- Instructions to follow
Below are the records. List every line holding the word "title".
________________
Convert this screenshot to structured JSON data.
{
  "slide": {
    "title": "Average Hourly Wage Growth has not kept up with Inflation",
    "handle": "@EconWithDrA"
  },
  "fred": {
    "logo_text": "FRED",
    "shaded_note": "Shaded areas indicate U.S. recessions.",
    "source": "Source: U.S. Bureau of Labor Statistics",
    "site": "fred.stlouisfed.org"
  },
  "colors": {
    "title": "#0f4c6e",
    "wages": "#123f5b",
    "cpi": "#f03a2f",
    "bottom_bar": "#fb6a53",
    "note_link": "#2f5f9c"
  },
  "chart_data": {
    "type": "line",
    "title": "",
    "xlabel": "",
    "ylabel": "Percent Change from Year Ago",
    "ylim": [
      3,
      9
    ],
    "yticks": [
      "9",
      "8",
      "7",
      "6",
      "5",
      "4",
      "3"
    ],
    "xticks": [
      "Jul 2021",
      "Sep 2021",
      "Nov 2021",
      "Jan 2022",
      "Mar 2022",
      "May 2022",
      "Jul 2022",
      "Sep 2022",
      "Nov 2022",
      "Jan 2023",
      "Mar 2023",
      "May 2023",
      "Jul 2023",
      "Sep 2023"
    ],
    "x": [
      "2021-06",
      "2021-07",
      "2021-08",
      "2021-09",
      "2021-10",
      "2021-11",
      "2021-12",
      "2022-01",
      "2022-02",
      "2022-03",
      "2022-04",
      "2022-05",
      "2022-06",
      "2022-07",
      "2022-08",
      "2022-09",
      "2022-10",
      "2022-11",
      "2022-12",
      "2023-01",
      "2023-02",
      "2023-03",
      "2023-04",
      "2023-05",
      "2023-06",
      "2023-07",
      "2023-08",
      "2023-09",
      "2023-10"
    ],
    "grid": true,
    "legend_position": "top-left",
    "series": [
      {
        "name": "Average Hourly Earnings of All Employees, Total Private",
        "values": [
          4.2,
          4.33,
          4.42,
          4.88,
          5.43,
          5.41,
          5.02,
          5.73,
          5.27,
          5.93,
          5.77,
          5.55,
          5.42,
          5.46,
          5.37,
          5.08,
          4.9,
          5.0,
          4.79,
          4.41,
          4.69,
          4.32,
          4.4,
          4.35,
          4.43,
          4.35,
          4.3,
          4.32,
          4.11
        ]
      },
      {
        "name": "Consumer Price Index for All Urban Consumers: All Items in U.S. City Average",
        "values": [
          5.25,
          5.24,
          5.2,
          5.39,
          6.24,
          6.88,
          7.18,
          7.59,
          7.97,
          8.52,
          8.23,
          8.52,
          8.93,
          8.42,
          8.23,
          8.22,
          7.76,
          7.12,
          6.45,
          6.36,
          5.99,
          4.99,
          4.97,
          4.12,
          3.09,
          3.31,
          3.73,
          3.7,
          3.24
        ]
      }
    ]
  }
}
________________
- Solution for this task
    "title": "Average Hourly Wage Growth has not kept up with Inflation",
    "title": "#0f4c6e",
    "title": "",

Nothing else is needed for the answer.